(RECORD EXCERPTS)
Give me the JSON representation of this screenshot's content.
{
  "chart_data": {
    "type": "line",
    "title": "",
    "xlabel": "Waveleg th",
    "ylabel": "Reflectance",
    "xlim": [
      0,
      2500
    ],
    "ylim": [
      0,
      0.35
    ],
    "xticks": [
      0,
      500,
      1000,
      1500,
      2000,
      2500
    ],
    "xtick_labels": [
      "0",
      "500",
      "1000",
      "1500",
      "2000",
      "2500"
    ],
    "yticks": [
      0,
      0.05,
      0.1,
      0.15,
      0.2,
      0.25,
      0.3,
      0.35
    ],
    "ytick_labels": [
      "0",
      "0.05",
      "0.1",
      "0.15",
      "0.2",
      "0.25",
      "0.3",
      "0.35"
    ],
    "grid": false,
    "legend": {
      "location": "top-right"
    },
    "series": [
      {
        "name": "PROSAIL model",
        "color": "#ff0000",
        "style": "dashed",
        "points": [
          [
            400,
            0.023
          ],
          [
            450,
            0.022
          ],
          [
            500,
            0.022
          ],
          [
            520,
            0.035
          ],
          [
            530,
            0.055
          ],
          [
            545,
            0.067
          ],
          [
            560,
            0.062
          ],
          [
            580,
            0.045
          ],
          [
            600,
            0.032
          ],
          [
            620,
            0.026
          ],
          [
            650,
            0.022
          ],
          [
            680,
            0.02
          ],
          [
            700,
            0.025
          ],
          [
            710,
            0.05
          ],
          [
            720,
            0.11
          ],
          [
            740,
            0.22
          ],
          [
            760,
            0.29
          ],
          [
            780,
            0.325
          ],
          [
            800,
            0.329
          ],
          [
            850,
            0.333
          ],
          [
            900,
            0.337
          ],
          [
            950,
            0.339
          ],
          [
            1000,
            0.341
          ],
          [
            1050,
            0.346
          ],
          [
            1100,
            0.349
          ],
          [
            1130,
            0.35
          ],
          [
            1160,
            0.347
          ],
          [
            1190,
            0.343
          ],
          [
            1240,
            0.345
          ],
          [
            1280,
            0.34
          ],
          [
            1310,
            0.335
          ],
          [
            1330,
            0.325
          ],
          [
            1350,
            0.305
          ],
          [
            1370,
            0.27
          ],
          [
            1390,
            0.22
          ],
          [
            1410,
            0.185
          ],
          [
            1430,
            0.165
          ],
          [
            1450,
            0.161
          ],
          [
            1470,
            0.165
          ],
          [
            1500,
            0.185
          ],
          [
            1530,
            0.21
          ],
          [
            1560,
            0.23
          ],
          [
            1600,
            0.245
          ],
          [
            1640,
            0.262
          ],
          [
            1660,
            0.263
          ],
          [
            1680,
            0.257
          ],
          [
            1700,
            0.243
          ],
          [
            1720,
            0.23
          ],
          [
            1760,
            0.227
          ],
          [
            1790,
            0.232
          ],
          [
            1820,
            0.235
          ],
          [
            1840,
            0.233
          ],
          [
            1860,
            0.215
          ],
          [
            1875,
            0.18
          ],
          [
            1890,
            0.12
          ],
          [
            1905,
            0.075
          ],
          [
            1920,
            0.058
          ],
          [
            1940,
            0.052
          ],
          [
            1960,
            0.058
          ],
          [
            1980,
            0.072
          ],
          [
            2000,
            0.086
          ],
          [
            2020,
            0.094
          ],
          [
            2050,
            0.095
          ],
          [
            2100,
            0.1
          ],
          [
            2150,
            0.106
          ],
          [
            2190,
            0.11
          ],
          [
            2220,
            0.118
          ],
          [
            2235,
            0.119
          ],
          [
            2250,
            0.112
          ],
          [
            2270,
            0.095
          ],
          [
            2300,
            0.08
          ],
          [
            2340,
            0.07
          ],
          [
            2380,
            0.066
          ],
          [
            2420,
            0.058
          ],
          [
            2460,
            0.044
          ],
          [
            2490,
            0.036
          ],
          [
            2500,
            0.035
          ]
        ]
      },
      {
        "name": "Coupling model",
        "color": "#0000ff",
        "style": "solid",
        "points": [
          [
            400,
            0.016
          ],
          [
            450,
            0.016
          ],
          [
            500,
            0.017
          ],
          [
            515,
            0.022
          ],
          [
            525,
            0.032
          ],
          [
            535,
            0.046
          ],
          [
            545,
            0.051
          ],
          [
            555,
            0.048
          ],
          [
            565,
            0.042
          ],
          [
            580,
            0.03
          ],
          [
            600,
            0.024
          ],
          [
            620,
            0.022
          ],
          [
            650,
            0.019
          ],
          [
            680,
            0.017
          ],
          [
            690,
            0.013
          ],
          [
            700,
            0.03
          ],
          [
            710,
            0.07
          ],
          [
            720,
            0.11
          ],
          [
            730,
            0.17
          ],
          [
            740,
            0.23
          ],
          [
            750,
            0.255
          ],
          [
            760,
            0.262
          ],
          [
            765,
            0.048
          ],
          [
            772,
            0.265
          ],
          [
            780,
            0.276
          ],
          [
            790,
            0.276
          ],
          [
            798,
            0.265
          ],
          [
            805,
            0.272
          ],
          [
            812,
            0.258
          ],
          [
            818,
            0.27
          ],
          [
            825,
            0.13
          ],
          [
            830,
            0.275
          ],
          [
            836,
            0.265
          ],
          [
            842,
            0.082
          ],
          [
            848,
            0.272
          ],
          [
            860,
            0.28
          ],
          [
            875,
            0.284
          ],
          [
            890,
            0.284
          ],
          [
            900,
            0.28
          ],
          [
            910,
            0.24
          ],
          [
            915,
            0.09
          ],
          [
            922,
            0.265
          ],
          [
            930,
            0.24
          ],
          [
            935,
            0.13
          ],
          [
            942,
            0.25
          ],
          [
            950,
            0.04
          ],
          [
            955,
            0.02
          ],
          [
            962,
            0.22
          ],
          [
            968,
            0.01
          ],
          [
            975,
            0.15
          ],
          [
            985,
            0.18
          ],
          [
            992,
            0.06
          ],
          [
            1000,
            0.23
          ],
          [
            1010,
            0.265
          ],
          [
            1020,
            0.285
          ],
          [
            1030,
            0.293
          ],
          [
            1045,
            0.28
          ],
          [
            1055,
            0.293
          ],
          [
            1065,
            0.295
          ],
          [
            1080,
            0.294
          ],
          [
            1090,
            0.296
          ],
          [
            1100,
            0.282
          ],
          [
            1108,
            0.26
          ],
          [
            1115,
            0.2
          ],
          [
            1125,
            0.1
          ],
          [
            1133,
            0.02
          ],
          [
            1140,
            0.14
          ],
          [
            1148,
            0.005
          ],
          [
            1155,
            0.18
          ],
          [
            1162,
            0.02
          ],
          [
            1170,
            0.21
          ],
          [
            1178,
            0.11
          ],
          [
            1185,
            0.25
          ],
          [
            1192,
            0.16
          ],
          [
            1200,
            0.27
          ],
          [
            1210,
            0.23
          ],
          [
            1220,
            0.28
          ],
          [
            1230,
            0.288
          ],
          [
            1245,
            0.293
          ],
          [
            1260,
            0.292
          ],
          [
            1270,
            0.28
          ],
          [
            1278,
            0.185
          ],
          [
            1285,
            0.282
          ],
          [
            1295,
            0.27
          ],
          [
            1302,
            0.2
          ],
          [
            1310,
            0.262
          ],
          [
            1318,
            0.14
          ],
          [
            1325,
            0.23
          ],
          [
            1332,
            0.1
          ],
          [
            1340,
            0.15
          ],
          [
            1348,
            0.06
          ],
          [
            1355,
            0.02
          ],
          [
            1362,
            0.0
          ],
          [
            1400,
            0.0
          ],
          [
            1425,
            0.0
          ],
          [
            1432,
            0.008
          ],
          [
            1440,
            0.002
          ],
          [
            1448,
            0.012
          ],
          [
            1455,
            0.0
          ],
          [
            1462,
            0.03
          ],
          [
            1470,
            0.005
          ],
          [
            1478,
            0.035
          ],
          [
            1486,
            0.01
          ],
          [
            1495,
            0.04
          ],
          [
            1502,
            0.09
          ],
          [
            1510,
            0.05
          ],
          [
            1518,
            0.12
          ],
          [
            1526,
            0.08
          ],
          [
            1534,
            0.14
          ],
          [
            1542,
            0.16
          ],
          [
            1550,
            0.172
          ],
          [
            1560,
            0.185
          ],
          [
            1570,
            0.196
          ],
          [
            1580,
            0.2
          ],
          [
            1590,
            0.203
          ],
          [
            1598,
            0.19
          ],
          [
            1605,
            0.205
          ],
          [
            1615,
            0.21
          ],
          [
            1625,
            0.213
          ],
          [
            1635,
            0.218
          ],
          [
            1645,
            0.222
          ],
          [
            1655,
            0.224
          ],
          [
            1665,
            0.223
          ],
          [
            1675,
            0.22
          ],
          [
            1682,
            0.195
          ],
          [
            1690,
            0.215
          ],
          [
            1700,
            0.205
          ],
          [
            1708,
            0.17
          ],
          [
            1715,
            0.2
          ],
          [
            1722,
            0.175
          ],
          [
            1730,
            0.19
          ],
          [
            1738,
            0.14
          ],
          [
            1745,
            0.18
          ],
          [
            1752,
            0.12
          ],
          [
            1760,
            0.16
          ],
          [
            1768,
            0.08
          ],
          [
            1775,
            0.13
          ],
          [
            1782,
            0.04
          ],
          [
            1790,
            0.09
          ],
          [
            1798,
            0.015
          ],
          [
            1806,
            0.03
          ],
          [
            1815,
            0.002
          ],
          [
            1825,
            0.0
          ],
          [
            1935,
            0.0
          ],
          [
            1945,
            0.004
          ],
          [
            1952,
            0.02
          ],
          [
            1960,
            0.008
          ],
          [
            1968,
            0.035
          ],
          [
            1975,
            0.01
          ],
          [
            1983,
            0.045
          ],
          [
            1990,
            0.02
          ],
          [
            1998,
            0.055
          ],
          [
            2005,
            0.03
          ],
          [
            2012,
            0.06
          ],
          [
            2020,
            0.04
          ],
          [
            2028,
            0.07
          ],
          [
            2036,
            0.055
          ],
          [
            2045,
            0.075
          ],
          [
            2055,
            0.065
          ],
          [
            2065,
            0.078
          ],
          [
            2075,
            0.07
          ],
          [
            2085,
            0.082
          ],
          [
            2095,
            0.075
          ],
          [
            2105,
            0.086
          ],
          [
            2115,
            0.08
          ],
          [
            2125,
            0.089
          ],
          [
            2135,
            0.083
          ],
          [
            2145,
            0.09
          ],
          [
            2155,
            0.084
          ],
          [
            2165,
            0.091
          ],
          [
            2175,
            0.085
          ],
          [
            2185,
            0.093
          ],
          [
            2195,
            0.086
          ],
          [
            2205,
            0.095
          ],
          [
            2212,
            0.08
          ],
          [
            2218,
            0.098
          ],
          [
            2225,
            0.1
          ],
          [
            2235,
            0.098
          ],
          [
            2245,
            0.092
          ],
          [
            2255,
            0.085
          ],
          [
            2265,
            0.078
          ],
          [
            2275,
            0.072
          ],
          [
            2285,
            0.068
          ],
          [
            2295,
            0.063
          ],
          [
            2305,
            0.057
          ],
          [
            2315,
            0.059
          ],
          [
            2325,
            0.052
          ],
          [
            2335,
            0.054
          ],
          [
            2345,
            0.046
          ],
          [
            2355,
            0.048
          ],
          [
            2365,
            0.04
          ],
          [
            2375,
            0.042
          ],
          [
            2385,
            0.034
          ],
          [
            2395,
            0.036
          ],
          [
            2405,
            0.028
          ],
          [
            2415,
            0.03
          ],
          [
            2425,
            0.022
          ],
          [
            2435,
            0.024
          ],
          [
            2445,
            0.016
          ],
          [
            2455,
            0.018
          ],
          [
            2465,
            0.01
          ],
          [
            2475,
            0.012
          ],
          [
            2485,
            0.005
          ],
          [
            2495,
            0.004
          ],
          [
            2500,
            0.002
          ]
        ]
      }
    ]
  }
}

(TASK REQUIREMENTS) All lines in the data that contain the word "model" should be copied.

(COMPLETE OUTPUT)
        "name": "PROSAIL model",
        "name": "Coupling model",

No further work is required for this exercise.